[start]

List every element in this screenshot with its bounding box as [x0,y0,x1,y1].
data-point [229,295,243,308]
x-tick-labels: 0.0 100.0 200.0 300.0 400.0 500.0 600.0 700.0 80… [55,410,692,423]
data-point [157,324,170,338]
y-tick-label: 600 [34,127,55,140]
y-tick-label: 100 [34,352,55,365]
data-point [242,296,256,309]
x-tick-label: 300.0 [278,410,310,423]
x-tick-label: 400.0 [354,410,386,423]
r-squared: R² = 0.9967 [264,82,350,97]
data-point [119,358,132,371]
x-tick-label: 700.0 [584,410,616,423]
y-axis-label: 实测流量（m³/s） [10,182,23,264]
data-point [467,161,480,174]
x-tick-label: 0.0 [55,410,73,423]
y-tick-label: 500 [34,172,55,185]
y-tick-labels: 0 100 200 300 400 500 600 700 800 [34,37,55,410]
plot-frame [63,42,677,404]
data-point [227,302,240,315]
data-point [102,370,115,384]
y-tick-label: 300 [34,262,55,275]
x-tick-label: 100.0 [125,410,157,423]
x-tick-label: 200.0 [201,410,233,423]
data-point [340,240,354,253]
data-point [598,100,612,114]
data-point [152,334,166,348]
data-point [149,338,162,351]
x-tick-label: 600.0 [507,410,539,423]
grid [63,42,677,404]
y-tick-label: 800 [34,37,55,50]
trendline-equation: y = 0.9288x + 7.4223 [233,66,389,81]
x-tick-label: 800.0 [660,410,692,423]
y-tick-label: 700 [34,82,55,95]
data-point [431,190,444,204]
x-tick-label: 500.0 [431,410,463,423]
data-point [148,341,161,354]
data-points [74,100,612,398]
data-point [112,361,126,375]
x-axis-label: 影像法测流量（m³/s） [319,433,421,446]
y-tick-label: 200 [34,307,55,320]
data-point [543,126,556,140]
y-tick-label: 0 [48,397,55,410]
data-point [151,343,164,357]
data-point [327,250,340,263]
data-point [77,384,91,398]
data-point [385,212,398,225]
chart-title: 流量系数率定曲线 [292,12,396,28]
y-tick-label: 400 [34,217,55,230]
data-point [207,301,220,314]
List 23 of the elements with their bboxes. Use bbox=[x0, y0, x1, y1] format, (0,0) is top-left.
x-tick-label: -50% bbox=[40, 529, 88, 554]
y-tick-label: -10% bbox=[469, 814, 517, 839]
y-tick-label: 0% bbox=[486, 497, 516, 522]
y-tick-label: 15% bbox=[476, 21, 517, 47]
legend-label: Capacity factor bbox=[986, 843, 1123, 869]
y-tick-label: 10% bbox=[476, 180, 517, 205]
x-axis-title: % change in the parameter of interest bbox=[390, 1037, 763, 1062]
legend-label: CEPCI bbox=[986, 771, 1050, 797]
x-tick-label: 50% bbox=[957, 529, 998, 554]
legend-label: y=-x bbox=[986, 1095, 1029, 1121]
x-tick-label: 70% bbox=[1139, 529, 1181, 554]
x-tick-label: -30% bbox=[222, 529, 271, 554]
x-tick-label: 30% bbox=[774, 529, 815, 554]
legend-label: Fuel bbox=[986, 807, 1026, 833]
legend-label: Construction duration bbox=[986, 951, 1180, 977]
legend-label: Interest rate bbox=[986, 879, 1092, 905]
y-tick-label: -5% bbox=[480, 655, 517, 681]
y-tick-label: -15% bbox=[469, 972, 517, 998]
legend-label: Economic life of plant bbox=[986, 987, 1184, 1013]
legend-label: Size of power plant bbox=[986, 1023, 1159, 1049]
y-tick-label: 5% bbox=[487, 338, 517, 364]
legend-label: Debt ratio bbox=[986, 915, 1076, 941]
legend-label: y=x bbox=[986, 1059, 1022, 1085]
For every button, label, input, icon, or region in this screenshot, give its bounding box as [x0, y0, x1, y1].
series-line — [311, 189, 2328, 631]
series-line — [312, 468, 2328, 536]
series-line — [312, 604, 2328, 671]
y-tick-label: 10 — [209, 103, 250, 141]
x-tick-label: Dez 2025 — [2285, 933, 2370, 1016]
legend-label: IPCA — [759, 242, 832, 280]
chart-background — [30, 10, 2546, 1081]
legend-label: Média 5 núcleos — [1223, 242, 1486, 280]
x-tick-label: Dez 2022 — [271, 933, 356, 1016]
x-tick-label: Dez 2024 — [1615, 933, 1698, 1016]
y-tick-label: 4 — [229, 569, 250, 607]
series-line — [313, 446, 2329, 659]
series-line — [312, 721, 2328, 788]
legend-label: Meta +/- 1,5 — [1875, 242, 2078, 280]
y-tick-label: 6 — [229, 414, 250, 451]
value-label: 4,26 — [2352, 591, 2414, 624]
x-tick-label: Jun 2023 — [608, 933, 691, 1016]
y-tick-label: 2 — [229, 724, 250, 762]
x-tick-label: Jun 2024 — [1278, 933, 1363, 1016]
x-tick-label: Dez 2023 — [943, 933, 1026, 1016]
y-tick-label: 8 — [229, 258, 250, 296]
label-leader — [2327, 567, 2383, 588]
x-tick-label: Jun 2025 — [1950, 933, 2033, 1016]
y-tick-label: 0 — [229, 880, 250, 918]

[end]

WHAT IS NEEDED:
Swap "data-point" for "scatter-point" everywhere in the rows from the start through the line containing "x-tick-label: 300.0 [278,410,310,423]", inclusive, and give those lines again with nothing else altered.

EXERCISE RESULT:
List every element in this screenshot with its bounding box as [x0,y0,x1,y1].
scatter-point [229,295,243,308]
x-tick-labels: 0.0 100.0 200.0 300.0 400.0 500.0 600.0 700.0 80… [55,410,692,423]
scatter-point [157,324,170,338]
y-tick-label: 600 [34,127,55,140]
y-tick-label: 100 [34,352,55,365]
scatter-point [242,296,256,309]
x-tick-label: 300.0 [278,410,310,423]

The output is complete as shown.